Data provided:
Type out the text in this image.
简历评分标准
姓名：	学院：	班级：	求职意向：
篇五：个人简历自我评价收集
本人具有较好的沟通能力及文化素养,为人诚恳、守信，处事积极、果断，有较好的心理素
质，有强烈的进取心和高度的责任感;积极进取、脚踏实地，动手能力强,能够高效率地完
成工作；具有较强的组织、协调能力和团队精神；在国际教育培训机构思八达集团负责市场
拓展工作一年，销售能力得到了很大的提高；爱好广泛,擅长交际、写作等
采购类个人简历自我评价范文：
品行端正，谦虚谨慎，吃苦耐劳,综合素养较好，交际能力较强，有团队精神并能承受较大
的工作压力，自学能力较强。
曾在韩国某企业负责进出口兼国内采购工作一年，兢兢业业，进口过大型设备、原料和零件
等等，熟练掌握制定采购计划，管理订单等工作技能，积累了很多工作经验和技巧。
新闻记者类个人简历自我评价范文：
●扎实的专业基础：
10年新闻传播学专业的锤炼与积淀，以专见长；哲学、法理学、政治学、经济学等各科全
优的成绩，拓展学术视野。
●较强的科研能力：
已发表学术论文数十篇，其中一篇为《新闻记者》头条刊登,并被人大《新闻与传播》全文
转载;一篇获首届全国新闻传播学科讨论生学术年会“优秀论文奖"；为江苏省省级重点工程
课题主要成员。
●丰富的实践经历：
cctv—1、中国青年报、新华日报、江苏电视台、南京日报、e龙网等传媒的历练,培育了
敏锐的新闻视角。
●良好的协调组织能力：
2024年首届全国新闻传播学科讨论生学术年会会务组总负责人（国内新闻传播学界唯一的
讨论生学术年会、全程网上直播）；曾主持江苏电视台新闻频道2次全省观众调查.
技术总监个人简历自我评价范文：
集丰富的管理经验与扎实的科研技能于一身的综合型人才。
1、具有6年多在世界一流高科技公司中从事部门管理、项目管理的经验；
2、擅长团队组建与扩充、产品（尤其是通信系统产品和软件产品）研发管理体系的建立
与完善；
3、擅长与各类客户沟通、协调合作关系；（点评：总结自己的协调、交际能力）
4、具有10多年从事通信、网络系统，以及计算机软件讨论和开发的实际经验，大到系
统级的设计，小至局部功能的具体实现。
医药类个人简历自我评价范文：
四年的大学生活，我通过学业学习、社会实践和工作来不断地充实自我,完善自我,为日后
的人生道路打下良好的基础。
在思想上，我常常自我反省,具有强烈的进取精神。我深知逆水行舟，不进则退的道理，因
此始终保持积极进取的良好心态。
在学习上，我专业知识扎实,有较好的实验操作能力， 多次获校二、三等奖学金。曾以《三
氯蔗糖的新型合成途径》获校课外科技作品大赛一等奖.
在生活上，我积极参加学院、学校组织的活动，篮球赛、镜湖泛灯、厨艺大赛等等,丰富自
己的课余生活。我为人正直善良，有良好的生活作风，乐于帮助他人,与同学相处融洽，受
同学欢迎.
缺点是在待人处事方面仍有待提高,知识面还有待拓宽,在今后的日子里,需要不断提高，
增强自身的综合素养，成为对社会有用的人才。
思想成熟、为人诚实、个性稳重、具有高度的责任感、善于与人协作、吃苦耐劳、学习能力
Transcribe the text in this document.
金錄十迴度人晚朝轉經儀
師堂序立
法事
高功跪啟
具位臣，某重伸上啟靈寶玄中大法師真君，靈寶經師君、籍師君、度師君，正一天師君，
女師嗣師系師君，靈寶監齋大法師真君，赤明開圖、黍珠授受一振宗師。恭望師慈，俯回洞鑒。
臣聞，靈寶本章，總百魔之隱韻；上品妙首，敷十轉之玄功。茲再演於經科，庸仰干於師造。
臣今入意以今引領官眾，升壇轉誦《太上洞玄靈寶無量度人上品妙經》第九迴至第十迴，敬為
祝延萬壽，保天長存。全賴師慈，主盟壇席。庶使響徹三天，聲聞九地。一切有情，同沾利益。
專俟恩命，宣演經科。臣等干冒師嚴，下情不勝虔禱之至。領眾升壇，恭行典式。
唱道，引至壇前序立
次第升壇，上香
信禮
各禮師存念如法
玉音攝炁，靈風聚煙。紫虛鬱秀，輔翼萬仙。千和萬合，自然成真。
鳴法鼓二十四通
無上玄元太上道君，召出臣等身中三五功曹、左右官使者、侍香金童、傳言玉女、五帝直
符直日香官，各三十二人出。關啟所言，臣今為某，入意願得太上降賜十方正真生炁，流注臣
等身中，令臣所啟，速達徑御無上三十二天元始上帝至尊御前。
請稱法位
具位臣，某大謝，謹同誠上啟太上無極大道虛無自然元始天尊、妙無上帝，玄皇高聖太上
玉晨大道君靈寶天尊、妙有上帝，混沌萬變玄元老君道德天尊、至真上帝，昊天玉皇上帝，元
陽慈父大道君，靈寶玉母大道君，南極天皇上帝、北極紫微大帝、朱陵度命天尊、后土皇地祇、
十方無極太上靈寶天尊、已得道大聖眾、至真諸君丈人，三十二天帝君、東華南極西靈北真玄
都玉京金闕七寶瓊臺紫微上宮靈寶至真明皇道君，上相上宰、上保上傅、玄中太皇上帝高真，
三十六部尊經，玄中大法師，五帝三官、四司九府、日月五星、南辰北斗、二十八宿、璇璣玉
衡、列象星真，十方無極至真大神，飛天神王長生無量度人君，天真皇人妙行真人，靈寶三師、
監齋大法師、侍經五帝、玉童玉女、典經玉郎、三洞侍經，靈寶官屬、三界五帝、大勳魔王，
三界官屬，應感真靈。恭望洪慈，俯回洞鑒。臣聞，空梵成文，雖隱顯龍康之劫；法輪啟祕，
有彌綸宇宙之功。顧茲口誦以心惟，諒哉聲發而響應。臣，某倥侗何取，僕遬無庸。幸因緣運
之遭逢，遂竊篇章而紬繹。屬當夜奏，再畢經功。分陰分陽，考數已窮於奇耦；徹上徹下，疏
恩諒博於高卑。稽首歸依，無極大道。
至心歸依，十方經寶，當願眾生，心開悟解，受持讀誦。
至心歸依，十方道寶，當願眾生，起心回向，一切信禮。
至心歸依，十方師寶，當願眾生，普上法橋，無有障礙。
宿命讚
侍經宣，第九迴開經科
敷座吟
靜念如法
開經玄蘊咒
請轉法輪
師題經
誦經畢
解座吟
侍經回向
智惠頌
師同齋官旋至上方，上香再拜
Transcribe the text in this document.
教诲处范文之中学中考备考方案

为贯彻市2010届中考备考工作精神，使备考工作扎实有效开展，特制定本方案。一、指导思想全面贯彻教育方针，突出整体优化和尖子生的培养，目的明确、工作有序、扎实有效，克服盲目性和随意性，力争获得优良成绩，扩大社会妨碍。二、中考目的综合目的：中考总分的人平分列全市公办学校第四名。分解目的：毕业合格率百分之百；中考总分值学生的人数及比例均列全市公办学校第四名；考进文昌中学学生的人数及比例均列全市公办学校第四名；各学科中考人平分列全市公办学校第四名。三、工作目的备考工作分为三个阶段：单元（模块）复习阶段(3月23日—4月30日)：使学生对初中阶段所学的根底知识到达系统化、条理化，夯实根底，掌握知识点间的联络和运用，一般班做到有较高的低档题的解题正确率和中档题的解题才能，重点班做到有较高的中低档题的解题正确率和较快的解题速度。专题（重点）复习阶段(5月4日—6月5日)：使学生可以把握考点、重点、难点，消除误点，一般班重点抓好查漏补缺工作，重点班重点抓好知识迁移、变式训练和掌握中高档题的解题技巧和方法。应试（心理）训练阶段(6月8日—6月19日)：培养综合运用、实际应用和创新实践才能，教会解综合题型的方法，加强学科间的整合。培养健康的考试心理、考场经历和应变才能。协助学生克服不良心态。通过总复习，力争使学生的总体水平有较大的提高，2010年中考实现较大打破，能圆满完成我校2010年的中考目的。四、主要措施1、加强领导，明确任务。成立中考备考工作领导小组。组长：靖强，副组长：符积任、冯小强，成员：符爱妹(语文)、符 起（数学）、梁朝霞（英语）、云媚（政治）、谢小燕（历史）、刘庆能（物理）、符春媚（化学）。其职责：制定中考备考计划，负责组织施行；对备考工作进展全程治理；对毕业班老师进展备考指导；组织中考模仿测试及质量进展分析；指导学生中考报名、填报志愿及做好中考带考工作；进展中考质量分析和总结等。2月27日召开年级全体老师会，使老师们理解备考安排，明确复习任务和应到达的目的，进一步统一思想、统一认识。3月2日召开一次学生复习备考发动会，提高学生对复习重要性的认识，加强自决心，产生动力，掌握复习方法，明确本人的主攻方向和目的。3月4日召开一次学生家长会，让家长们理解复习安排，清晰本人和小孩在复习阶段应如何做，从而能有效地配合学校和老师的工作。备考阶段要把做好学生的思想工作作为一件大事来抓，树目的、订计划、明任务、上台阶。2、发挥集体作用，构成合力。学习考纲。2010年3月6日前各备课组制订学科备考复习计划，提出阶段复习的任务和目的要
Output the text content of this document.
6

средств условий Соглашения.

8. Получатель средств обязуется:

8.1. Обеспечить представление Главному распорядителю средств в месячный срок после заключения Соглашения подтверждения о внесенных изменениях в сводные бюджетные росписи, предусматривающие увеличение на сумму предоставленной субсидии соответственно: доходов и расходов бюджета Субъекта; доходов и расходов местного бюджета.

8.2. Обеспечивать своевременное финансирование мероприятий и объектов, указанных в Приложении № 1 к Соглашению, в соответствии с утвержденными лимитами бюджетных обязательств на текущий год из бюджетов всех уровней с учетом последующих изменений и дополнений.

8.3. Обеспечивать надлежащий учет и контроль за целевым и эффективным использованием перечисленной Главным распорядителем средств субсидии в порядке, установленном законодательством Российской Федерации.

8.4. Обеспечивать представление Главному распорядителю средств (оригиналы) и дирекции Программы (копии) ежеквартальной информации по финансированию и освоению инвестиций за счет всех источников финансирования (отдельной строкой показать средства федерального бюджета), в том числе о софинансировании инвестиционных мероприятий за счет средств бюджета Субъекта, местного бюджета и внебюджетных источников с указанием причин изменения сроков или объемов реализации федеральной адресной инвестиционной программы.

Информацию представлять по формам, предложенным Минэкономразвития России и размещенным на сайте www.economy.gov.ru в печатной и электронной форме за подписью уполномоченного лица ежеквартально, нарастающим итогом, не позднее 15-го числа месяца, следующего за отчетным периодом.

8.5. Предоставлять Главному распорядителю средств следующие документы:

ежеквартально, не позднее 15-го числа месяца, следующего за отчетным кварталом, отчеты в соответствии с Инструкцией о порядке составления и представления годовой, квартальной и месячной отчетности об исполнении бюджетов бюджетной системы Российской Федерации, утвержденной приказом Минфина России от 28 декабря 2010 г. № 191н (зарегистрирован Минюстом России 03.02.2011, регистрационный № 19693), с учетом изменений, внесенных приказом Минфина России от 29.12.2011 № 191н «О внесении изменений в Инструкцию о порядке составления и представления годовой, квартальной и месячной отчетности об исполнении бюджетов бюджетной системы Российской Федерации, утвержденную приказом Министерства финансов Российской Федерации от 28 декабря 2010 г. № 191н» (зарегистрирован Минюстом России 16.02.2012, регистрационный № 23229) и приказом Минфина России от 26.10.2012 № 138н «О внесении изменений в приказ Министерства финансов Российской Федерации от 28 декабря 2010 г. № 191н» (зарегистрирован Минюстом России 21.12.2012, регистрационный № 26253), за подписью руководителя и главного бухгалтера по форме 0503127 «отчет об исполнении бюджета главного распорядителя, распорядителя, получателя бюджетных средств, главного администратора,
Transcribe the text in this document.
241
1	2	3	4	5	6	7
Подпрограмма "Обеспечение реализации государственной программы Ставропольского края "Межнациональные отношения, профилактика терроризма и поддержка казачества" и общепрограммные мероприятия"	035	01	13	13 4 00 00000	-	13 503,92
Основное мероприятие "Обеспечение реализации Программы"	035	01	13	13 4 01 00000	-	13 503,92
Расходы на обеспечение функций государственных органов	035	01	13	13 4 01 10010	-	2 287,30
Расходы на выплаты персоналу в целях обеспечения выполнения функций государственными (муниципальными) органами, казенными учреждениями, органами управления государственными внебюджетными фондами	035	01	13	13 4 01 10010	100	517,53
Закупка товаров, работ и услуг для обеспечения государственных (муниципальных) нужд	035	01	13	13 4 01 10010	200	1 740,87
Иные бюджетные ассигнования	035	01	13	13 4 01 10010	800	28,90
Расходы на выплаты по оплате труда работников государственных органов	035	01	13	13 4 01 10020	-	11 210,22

Aim of the exercise:
Say how many lines have the string "субсидии" in them, offering no words beyond the number.

The response:
2